/---
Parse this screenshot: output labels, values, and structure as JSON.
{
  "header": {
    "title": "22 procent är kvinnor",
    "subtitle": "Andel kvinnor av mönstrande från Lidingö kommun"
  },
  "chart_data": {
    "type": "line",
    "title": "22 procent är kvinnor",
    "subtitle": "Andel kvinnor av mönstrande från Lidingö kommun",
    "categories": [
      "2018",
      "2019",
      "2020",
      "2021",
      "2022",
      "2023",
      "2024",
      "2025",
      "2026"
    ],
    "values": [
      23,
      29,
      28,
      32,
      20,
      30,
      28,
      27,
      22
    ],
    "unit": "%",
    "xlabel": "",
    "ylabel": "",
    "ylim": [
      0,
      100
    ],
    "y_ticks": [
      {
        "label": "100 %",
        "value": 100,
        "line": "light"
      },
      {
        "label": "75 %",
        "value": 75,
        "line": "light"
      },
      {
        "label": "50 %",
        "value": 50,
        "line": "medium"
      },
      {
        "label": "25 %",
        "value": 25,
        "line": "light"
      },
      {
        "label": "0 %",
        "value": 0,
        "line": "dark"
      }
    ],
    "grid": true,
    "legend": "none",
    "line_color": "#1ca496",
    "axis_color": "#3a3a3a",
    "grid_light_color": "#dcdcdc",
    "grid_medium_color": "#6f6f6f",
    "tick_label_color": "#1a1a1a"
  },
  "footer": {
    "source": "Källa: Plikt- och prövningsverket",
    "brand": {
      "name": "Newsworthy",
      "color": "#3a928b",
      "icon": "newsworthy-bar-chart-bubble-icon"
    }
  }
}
\---
/---
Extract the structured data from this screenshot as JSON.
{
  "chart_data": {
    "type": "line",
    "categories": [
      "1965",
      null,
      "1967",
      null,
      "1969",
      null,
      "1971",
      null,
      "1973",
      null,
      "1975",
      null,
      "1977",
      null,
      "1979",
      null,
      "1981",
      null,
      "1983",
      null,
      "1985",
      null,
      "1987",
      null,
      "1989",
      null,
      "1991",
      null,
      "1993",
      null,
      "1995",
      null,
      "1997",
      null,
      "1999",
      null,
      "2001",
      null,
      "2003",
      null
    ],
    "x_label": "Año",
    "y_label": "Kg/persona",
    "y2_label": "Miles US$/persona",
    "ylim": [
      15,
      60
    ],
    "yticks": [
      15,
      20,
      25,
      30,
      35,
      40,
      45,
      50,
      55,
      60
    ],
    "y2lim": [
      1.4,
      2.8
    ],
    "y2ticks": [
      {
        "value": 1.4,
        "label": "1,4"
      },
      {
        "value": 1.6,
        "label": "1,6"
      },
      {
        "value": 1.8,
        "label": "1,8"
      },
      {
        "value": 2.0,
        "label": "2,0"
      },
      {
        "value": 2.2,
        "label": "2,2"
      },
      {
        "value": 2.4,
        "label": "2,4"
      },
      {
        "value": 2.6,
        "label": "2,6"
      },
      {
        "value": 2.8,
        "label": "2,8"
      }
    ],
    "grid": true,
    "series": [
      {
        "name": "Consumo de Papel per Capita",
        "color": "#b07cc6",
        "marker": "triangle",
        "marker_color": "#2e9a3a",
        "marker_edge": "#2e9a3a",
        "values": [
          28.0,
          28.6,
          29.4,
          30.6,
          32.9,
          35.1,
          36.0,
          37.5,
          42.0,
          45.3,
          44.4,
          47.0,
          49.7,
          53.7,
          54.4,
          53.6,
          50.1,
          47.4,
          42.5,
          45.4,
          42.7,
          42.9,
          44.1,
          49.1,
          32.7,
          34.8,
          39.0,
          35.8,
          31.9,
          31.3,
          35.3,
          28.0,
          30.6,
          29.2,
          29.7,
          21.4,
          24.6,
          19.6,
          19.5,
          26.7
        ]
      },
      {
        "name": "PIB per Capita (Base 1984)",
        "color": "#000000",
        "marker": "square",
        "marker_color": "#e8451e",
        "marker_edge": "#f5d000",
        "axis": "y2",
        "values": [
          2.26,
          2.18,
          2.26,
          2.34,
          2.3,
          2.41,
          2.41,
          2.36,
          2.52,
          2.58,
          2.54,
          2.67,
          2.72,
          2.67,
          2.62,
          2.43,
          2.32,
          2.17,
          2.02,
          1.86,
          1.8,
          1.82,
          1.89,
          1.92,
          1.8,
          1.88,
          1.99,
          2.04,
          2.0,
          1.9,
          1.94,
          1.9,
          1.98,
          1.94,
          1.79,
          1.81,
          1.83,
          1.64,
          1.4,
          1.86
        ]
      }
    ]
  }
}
\---
/---
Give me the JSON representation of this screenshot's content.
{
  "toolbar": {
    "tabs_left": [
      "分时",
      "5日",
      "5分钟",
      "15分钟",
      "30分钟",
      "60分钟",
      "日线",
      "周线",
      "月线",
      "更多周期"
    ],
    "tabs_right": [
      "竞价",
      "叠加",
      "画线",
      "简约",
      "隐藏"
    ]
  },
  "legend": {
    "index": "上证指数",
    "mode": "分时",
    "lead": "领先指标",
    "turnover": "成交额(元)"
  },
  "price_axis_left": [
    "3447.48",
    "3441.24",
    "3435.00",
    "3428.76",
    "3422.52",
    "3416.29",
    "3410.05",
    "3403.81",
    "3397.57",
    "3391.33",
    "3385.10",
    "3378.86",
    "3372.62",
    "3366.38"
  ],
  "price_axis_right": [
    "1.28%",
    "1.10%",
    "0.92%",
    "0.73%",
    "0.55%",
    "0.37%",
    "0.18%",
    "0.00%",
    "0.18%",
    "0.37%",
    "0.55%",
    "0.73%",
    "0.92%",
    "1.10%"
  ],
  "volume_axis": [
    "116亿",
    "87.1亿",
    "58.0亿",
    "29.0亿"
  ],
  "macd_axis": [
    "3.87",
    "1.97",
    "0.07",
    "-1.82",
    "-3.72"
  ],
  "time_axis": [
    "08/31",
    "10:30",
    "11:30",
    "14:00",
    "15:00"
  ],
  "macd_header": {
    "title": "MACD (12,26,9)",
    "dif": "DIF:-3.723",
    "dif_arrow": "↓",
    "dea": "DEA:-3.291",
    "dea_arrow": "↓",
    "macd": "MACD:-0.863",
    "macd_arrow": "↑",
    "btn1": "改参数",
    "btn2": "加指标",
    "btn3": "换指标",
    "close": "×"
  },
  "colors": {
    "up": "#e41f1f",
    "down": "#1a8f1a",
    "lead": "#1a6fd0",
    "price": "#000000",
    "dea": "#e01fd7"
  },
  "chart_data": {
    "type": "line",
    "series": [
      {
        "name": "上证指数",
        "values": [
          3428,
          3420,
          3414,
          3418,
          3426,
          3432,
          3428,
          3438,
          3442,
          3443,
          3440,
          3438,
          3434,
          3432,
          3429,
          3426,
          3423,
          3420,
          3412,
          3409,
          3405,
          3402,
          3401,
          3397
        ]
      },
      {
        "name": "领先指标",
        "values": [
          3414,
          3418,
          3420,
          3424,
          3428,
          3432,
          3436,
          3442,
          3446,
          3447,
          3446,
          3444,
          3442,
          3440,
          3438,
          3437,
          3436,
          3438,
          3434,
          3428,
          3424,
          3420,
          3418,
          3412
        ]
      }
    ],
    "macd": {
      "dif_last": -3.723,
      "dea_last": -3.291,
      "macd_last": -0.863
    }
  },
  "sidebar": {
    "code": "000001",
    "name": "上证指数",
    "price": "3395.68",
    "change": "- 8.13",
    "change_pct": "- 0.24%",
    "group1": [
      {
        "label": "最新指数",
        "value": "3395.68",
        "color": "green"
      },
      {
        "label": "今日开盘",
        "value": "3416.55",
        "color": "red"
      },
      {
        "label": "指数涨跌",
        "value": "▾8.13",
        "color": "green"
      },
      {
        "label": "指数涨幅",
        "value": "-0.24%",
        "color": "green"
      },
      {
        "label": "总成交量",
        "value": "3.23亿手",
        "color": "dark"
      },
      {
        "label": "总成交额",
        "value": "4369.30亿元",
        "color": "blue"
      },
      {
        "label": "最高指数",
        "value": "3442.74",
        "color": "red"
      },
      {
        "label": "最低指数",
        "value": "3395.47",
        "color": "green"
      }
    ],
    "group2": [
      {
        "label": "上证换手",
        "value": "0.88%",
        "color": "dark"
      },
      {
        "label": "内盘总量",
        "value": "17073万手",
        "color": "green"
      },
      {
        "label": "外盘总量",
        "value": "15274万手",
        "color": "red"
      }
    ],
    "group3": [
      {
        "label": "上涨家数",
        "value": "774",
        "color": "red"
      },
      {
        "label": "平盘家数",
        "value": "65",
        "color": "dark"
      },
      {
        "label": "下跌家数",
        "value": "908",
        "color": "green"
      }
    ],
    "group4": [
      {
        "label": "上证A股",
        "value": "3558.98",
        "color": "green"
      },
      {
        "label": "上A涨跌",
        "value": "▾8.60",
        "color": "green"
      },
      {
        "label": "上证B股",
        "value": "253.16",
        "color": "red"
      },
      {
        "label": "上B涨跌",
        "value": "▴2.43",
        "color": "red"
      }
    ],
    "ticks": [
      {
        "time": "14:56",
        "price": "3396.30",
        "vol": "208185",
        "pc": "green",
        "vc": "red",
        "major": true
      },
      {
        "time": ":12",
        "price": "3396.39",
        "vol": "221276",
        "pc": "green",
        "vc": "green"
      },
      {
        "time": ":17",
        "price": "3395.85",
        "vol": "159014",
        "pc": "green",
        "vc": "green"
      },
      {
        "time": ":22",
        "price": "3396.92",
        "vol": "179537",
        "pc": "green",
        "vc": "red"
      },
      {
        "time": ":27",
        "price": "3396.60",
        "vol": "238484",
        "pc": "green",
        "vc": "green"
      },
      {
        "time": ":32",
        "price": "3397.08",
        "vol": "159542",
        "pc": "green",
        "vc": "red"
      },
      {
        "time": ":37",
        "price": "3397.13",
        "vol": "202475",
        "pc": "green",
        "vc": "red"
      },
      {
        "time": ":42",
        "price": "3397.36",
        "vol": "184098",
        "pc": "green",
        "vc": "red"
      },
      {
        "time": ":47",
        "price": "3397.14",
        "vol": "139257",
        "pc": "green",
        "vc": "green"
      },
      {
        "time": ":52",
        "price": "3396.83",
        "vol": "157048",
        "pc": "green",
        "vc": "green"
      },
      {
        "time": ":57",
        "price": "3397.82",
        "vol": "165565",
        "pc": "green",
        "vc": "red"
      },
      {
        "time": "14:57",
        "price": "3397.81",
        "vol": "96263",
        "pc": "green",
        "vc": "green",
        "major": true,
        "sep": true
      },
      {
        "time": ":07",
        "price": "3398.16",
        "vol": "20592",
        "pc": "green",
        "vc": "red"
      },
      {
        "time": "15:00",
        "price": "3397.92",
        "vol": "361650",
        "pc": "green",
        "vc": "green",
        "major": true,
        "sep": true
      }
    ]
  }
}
\---
Which lines contain the word "kvinnor"? Return each of them.

    "title": "22 procent är kvinnor",
    "subtitle": "Andel kvinnor av mönstrande från Lidingö kommun"
    "title": "22 procent är kvinnor",
    "subtitle": "Andel kvinnor av mönstrande från Lidingö kommun",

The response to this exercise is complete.